» **Objective**
Every line that contains the word "screenshot" should be copied out.

--- Begin Listed records ---

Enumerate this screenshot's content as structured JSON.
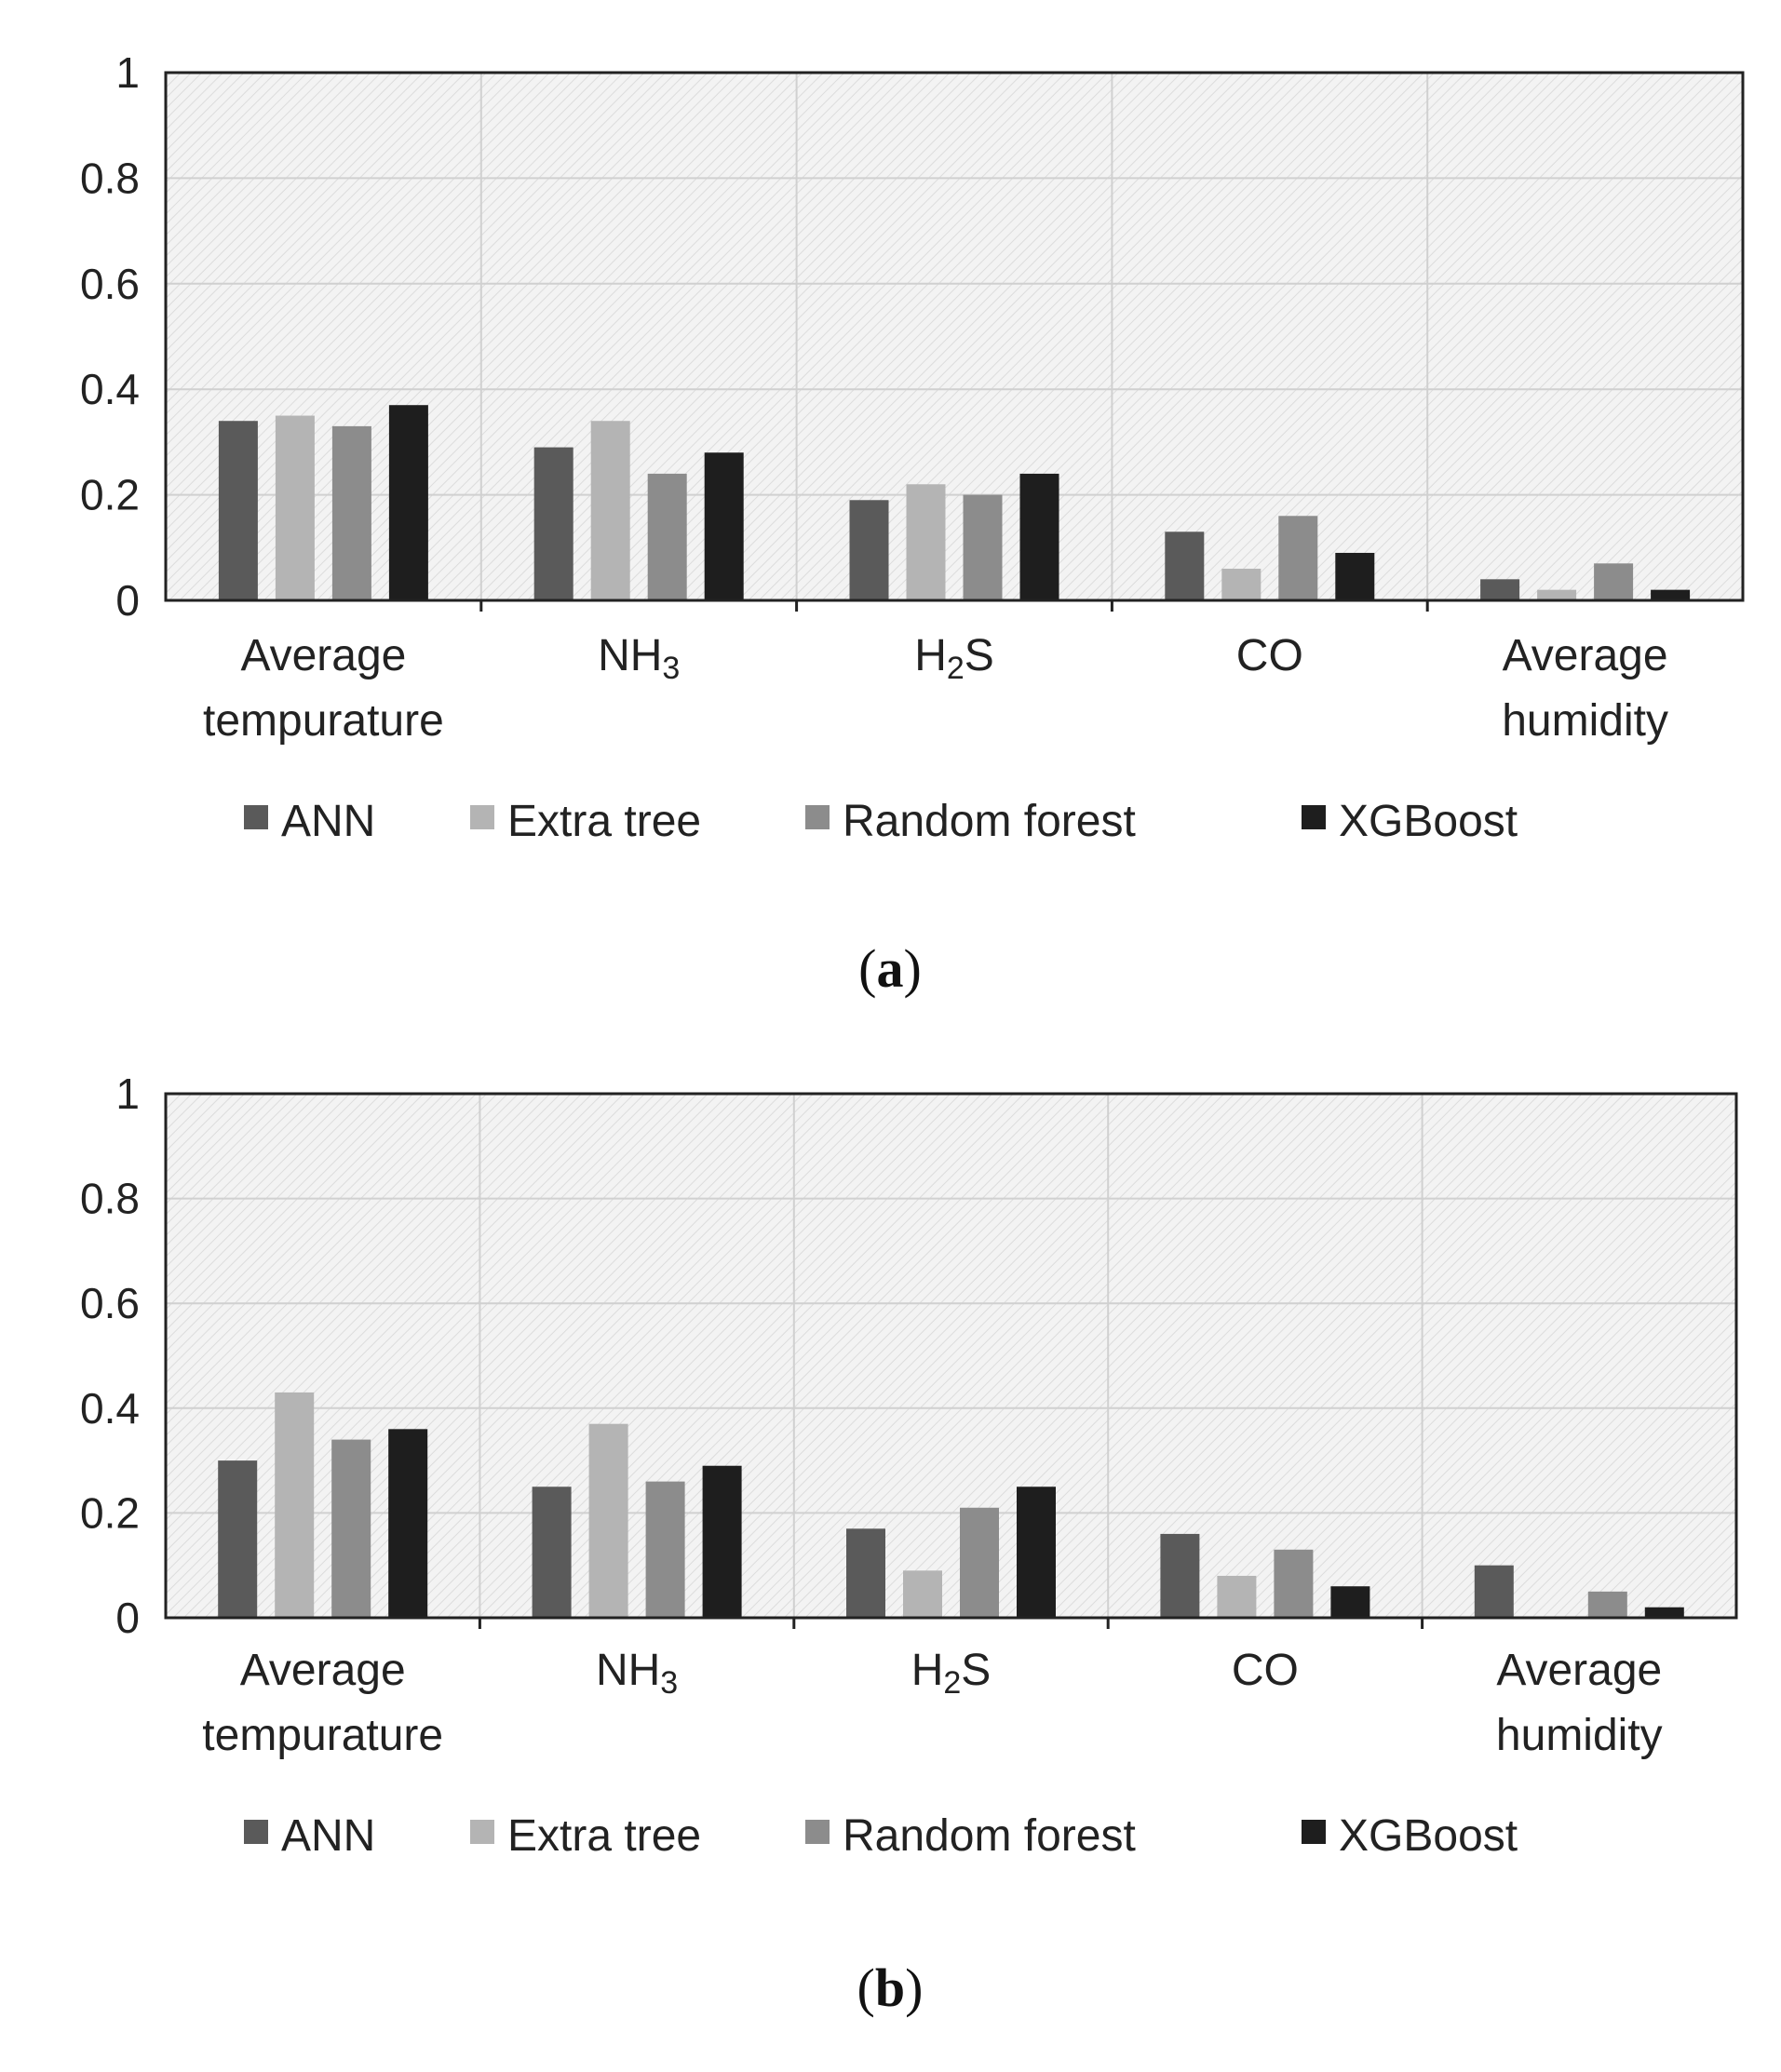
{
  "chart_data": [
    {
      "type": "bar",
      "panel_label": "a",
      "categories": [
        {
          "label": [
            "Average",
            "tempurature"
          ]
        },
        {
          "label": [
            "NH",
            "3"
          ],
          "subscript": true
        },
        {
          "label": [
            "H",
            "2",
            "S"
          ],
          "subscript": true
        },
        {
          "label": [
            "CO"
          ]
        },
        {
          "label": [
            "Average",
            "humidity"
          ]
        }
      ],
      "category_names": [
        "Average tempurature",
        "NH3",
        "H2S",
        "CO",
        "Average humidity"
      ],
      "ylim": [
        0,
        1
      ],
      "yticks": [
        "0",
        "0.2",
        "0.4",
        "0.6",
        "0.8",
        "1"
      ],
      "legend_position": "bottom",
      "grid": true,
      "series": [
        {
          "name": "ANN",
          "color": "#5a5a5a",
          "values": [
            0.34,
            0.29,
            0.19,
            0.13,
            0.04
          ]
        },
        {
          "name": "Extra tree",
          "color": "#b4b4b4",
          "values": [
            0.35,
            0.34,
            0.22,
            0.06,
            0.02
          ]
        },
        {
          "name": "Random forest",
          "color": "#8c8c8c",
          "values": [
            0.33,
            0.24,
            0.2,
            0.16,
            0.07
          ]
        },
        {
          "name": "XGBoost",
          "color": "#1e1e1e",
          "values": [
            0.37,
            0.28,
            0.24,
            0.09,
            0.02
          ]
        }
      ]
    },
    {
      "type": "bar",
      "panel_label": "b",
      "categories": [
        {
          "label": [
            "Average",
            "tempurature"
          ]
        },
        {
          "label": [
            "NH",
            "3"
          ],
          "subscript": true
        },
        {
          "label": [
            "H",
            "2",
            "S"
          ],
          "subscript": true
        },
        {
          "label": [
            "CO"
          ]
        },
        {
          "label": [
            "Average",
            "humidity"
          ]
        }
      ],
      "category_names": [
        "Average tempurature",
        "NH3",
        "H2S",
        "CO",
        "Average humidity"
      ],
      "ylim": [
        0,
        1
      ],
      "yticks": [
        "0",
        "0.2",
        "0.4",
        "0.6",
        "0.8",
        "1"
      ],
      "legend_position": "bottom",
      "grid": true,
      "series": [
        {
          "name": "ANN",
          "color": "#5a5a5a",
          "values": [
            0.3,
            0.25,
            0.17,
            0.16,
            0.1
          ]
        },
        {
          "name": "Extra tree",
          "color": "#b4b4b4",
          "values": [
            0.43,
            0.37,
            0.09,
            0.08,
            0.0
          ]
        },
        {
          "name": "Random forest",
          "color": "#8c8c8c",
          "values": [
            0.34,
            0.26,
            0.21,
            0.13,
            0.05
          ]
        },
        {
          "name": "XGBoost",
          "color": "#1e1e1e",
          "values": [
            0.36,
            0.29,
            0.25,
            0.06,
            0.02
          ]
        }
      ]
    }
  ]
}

--- End Listed records ---
--- Begin Listed records ---

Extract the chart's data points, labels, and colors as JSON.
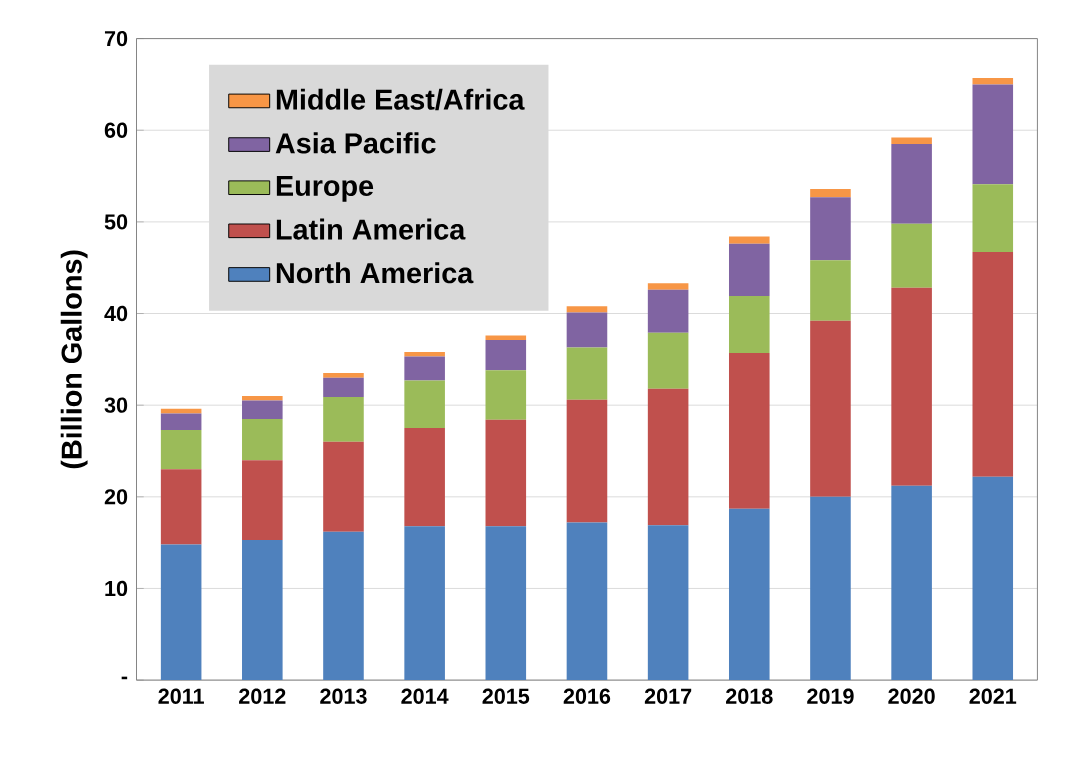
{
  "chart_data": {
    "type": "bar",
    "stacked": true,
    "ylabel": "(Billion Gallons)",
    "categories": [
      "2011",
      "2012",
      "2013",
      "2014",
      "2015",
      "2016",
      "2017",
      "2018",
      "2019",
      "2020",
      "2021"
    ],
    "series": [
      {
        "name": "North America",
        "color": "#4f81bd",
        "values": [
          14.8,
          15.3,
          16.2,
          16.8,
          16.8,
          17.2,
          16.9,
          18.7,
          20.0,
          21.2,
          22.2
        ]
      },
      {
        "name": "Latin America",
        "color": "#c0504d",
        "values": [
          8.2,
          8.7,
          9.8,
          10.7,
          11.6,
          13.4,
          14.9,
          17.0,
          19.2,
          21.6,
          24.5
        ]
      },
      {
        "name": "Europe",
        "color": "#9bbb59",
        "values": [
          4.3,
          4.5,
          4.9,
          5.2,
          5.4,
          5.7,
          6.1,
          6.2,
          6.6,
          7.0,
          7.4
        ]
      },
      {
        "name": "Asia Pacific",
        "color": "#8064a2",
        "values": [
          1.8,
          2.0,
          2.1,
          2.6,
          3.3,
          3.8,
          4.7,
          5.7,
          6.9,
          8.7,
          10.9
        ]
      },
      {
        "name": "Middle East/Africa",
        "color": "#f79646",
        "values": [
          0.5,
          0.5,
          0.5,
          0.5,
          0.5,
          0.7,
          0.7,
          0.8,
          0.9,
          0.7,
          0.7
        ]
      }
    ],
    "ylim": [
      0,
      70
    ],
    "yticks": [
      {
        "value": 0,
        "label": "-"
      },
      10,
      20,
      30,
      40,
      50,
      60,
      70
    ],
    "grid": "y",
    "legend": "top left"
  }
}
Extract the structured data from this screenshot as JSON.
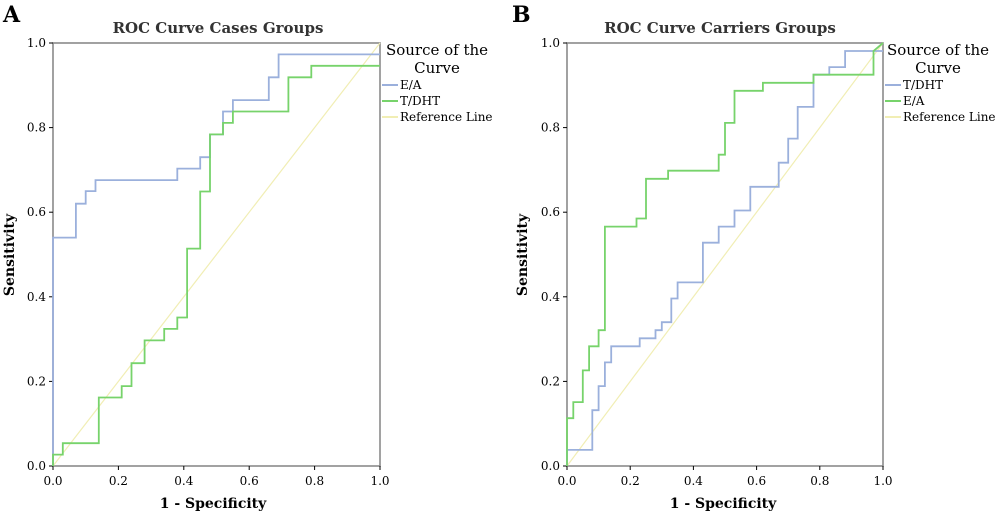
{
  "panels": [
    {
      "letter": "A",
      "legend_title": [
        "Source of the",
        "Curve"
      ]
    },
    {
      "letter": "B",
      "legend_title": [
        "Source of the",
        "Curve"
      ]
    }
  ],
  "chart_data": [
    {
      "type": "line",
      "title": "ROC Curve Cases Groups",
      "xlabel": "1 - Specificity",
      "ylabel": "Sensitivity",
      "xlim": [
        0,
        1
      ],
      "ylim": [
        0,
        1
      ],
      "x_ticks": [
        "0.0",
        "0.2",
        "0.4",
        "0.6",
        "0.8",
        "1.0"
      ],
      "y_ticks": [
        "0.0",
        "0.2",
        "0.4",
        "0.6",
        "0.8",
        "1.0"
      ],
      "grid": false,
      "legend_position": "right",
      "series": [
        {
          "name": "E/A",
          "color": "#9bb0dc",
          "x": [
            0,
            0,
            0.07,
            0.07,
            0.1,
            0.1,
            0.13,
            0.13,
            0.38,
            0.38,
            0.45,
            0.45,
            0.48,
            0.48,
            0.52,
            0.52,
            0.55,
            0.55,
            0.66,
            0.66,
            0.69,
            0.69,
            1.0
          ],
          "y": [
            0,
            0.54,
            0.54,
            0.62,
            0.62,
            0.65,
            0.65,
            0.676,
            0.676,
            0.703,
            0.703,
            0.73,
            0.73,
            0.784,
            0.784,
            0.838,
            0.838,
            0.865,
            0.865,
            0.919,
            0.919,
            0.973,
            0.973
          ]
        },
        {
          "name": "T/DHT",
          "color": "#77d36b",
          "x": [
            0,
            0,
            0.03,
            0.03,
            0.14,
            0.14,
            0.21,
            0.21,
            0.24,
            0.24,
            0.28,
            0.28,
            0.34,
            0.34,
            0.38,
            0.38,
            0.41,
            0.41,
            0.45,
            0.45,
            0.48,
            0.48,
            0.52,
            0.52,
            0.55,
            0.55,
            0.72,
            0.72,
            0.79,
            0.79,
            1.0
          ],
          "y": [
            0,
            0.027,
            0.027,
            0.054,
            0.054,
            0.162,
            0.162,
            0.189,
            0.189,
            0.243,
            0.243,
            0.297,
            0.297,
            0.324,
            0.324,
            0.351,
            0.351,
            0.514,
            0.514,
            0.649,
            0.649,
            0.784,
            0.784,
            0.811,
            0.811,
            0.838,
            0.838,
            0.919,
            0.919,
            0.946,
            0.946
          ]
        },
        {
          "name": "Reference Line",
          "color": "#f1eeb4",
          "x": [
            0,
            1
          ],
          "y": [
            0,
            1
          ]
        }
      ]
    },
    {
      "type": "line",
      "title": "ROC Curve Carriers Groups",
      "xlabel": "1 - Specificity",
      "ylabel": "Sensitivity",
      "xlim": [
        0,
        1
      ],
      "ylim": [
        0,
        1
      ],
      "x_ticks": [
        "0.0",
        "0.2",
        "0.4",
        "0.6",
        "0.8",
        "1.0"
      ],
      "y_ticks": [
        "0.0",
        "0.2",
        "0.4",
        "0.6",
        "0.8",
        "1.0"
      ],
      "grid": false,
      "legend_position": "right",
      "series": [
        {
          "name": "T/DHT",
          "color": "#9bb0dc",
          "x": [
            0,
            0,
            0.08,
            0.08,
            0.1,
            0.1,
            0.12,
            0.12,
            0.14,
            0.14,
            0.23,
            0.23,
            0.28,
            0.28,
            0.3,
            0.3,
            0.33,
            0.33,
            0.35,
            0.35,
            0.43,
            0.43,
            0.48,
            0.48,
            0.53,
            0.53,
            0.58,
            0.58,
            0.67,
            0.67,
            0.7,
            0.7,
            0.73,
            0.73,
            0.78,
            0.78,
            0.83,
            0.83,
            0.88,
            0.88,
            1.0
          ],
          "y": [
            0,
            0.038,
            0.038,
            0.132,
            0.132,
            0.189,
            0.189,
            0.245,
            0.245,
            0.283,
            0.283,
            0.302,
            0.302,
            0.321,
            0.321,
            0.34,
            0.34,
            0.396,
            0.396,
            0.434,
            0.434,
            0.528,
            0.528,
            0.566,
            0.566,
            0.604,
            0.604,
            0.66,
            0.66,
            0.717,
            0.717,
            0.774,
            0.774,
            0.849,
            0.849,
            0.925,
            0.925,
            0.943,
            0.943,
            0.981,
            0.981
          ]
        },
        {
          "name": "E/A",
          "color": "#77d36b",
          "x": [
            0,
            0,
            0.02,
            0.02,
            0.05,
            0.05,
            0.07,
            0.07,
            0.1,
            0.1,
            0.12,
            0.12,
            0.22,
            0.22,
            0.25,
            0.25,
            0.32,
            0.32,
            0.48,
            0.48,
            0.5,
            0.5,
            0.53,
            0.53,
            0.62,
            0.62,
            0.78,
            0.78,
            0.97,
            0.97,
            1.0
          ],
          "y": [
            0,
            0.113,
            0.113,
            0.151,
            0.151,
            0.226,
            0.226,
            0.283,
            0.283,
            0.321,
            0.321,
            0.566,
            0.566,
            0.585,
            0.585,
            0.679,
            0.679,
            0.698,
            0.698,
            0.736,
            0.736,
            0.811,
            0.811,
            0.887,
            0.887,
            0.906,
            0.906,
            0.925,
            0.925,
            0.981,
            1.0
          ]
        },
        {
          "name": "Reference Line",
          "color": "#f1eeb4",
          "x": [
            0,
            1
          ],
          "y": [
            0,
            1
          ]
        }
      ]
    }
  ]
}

--- End Listed records ---
--- Begin Listed records ---

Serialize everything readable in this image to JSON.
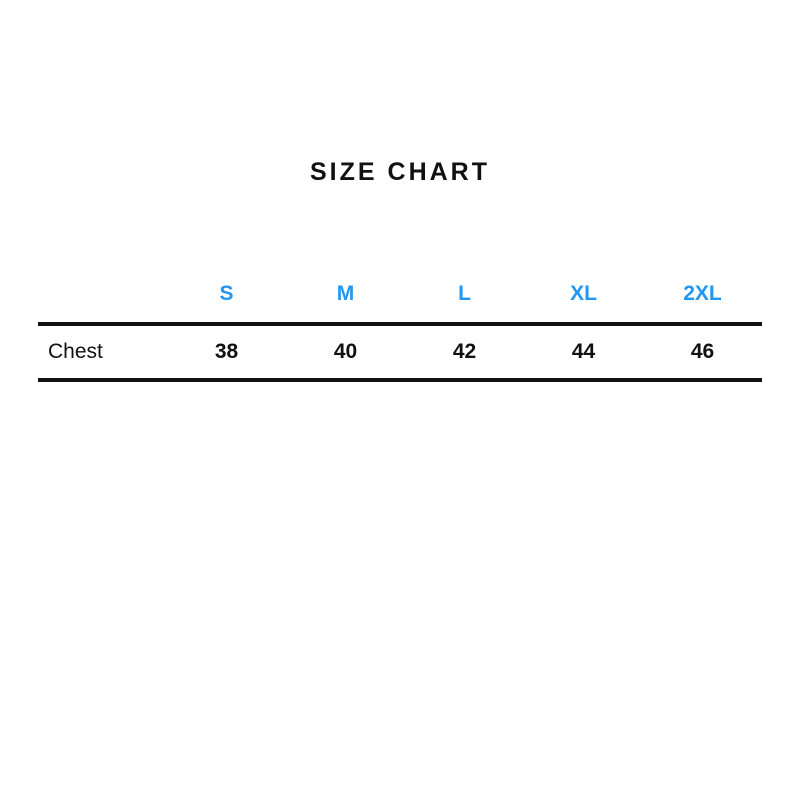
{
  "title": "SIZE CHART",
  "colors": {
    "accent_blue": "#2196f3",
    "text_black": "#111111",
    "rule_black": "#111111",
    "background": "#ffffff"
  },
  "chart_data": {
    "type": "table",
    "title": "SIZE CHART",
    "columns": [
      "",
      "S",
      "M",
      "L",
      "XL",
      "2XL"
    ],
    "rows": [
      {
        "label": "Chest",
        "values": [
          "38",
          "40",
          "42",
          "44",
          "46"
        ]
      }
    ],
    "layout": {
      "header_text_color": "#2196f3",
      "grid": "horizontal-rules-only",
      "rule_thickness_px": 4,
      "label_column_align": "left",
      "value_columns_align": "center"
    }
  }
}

--- End Listed records ---

» **Result below**
Enumerate this screenshot's content as structured JSON.
Extract the structured data from this screenshot as JSON.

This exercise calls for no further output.